— START OF Given data —
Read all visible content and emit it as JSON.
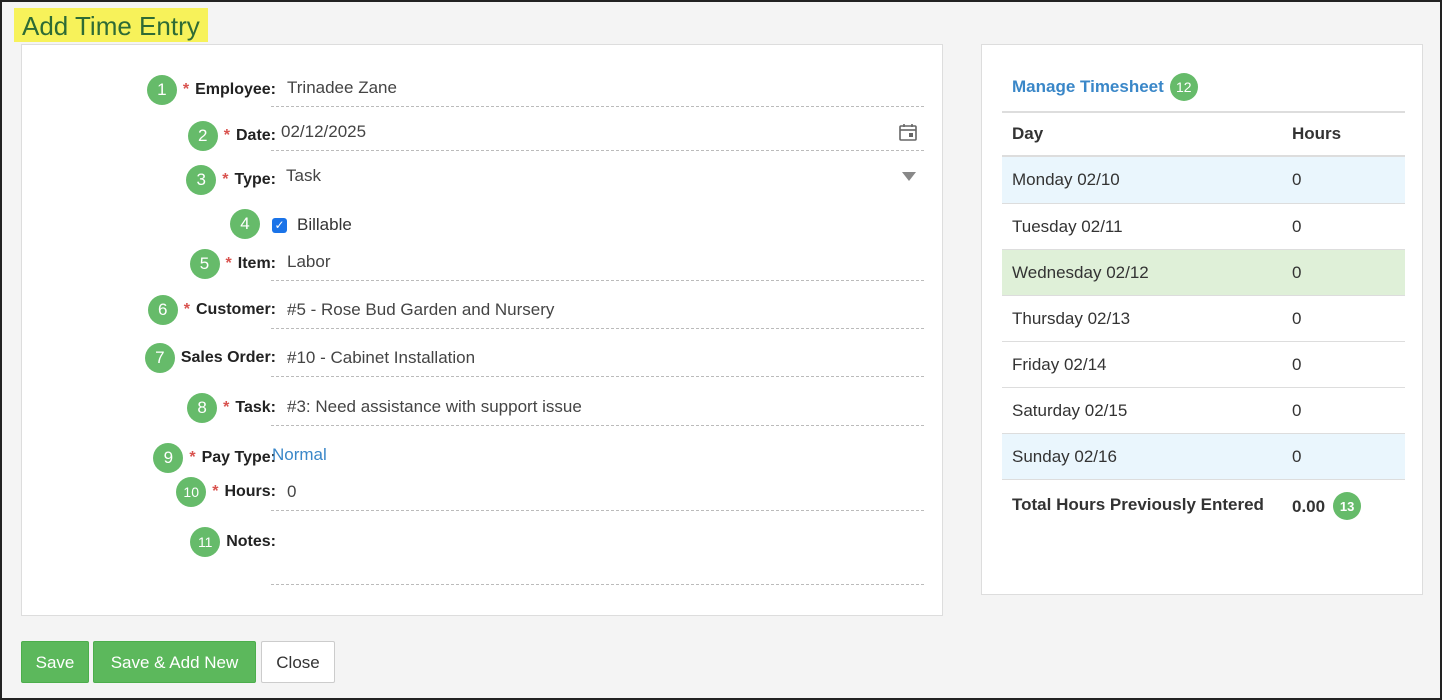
{
  "page_title": "Add Time Entry",
  "form": {
    "employee": {
      "badge": "1",
      "label": "Employee:",
      "value": "Trinadee Zane"
    },
    "date": {
      "badge": "2",
      "label": "Date:",
      "value": "02/12/2025"
    },
    "type": {
      "badge": "3",
      "label": "Type:",
      "value": "Task"
    },
    "billable": {
      "badge": "4",
      "label": "Billable",
      "checked": true
    },
    "item": {
      "badge": "5",
      "label": "Item:",
      "value": "Labor"
    },
    "customer": {
      "badge": "6",
      "label": "Customer:",
      "value": "#5 - Rose Bud Garden and Nursery"
    },
    "sales_order": {
      "badge": "7",
      "label": "Sales Order:",
      "value": "#10 - Cabinet Installation"
    },
    "task": {
      "badge": "8",
      "label": "Task:",
      "value": "#3: Need assistance with support issue"
    },
    "pay_type": {
      "badge": "9",
      "label": "Pay Type:",
      "value": "Normal"
    },
    "hours": {
      "badge": "10",
      "label": "Hours:",
      "value": "0"
    },
    "notes": {
      "badge": "11",
      "label": "Notes:",
      "value": ""
    },
    "required_mark": "*"
  },
  "buttons": {
    "save": "Save",
    "save_add_new": "Save & Add New",
    "close": "Close"
  },
  "timesheet": {
    "link": "Manage Timesheet",
    "link_badge": "12",
    "col_day": "Day",
    "col_hours": "Hours",
    "rows": [
      {
        "day": "Monday 02/10",
        "hours": "0"
      },
      {
        "day": "Tuesday 02/11",
        "hours": "0"
      },
      {
        "day": "Wednesday 02/12",
        "hours": "0"
      },
      {
        "day": "Thursday 02/13",
        "hours": "0"
      },
      {
        "day": "Friday 02/14",
        "hours": "0"
      },
      {
        "day": "Saturday 02/15",
        "hours": "0"
      },
      {
        "day": "Sunday 02/16",
        "hours": "0"
      }
    ],
    "total_label": "Total Hours Previously Entered",
    "total_value": "0.00",
    "total_badge": "13"
  },
  "colors": {
    "accent_green": "#5cb85c",
    "link_blue": "#3a87c8",
    "highlight_yellow": "#f7f25a",
    "required_red": "#d9534f"
  }
}
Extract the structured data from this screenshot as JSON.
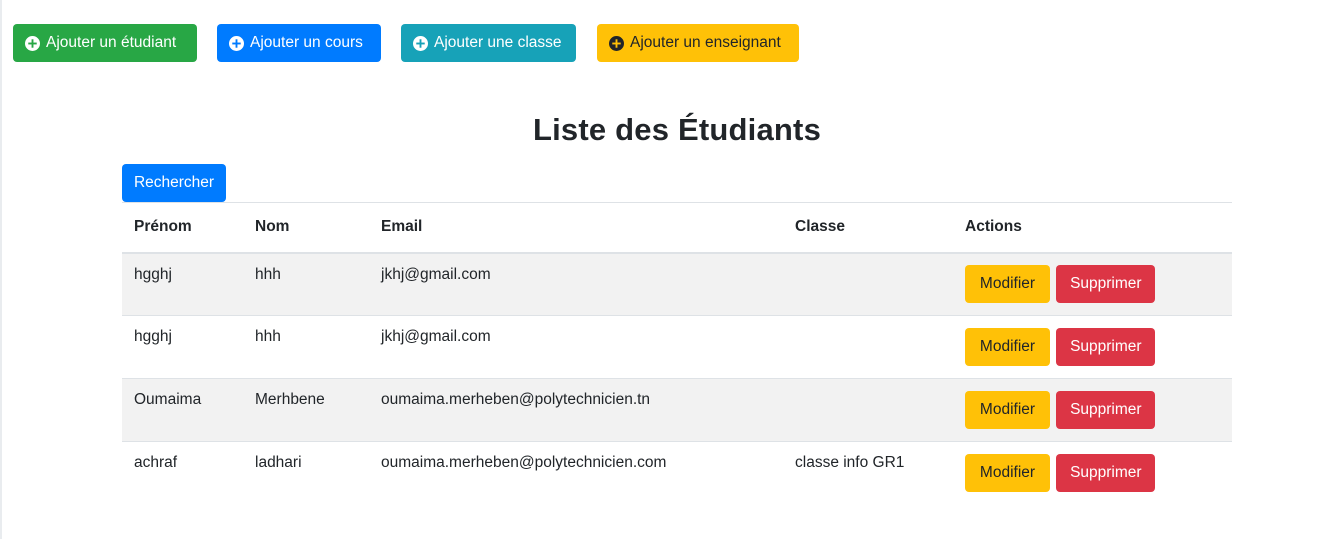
{
  "toolbar": {
    "add_student": "Ajouter un étudiant",
    "add_course": "Ajouter un cours",
    "add_class": "Ajouter une classe",
    "add_teacher": "Ajouter un enseignant"
  },
  "page": {
    "title": "Liste des Étudiants",
    "search_label": "Rechercher"
  },
  "table": {
    "headers": {
      "prenom": "Prénom",
      "nom": "Nom",
      "email": "Email",
      "classe": "Classe",
      "actions": "Actions"
    },
    "rows": [
      {
        "prenom": "hgghj",
        "nom": "hhh",
        "email": "jkhj@gmail.com",
        "classe": ""
      },
      {
        "prenom": "hgghj",
        "nom": "hhh",
        "email": "jkhj@gmail.com",
        "classe": ""
      },
      {
        "prenom": "Oumaima",
        "nom": "Merhbene",
        "email": "oumaima.merheben@polytechnicien.tn",
        "classe": ""
      },
      {
        "prenom": "achraf",
        "nom": "ladhari",
        "email": "oumaima.merheben@polytechnicien.com",
        "classe": "classe info GR1"
      }
    ],
    "modify_label": "Modifier",
    "delete_label": "Supprimer"
  },
  "colors": {
    "success": "#28a745",
    "primary": "#007bff",
    "info": "#17a2b8",
    "warning": "#ffc107",
    "danger": "#dc3545"
  },
  "icons": [
    "plus-circle-icon"
  ]
}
— END OF Given data —
● **What you should do**
Extract lines where the string "merheben" occurs.

● **Correct response**
        "email": "oumaima.merheben@polytechnicien.tn",
        "email": "oumaima.merheben@polytechnicien.com",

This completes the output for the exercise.